WHAT TO PRODUCE:
Compute how many lines in the entries below contain "Health", and output nothing but the number.

RECORDS FOR THE TASK:
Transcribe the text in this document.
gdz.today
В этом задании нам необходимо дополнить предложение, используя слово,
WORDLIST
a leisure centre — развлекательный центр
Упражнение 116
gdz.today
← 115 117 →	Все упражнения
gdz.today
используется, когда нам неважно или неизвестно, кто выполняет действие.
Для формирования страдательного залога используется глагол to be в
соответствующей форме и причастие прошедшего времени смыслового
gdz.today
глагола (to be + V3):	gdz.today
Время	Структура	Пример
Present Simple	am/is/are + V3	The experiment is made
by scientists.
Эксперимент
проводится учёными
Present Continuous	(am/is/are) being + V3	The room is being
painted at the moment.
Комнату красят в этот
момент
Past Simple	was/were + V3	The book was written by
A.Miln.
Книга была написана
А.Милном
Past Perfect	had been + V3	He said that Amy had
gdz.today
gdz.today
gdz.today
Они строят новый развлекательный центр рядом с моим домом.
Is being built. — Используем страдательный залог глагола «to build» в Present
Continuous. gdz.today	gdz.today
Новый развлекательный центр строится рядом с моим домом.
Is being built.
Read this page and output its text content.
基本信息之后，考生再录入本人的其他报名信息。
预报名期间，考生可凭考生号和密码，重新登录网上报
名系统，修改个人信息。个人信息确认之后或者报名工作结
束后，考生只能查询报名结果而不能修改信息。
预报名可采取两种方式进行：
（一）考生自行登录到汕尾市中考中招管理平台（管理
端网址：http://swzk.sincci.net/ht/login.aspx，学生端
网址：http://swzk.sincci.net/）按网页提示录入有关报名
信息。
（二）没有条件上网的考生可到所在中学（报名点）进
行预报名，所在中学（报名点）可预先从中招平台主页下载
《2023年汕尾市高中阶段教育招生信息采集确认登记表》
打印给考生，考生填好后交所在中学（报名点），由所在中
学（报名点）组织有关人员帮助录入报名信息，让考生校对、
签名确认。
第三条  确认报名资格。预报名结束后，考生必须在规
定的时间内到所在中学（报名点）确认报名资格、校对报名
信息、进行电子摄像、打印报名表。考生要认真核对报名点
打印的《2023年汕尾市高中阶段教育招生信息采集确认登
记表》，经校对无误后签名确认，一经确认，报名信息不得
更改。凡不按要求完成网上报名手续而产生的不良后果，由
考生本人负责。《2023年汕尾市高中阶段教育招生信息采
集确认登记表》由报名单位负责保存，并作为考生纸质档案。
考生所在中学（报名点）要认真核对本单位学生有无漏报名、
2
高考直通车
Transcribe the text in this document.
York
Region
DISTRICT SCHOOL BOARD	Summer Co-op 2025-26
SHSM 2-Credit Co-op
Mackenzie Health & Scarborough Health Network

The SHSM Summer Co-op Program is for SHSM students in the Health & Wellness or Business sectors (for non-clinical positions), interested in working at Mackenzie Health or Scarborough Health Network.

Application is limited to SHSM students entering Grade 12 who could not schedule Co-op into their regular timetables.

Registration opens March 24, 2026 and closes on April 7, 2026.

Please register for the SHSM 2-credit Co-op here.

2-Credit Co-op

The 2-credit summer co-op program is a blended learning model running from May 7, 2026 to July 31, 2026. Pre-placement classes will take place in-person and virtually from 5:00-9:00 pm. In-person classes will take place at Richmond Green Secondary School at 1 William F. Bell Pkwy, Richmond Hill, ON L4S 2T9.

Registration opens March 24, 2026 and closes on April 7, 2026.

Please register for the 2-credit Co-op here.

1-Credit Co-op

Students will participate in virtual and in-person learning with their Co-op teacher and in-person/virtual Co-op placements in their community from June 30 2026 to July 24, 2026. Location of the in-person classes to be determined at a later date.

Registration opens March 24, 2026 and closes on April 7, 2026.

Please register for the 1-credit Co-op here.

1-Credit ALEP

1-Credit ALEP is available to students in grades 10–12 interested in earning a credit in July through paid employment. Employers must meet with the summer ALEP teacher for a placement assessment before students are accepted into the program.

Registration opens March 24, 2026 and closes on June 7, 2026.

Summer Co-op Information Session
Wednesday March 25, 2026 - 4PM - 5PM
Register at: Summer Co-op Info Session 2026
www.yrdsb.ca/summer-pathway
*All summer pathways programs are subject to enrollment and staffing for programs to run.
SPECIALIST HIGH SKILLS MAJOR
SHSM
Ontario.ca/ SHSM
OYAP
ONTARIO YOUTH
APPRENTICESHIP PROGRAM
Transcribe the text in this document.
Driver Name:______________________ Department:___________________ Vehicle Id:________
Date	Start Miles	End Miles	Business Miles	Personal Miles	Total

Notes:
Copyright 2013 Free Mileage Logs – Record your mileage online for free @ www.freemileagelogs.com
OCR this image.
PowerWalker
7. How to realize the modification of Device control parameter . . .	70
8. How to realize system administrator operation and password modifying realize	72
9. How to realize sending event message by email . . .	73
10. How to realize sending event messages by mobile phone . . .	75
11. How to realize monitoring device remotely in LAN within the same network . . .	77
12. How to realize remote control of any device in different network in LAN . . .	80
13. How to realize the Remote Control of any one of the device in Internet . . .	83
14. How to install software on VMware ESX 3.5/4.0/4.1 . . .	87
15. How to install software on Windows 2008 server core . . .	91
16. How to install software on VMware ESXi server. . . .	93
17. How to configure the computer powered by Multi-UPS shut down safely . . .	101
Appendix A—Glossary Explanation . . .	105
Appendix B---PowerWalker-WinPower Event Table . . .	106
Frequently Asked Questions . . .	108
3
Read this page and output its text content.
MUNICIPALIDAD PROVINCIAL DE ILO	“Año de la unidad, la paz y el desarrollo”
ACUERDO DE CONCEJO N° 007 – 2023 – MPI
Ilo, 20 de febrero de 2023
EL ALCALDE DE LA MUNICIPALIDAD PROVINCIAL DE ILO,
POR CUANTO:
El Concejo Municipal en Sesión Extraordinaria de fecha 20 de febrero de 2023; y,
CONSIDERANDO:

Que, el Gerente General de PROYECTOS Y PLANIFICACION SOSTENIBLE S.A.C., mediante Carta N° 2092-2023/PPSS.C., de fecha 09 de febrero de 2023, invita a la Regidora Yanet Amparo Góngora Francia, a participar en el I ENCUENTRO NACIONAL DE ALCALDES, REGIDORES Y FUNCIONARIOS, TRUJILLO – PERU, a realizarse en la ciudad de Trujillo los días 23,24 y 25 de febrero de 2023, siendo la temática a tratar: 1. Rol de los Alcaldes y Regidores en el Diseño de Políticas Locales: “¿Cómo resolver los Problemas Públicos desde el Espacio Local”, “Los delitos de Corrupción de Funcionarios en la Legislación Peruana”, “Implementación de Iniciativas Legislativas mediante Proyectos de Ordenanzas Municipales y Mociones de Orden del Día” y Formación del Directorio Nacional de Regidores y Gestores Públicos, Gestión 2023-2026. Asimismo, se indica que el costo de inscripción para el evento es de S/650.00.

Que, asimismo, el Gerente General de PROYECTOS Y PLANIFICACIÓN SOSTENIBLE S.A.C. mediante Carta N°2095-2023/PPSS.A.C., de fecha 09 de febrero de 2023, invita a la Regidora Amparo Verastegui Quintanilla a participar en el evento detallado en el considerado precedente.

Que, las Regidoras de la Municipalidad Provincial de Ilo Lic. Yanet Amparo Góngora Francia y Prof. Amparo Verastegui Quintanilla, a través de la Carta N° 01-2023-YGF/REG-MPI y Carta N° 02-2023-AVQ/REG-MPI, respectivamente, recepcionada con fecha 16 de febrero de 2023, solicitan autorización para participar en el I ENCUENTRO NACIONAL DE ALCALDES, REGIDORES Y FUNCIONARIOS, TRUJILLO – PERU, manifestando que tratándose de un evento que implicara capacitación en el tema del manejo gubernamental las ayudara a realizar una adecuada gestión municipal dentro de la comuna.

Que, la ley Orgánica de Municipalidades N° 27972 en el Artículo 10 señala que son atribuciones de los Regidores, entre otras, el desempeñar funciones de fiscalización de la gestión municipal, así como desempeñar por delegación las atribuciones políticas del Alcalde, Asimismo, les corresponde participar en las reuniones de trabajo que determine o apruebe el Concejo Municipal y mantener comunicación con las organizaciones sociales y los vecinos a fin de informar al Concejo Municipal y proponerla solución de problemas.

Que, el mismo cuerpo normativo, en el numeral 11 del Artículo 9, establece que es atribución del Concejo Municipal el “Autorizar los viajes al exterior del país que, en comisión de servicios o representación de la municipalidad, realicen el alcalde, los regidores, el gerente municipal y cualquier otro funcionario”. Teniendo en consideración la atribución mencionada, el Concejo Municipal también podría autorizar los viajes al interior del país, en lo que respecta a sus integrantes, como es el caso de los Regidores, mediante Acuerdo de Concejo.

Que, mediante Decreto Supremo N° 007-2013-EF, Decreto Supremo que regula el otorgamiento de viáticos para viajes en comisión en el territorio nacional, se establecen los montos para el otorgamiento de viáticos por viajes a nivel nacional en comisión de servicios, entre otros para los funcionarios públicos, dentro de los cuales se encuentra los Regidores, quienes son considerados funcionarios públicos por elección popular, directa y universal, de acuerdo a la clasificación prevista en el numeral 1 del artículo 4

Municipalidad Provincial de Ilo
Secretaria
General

FULL OUTPUT:
2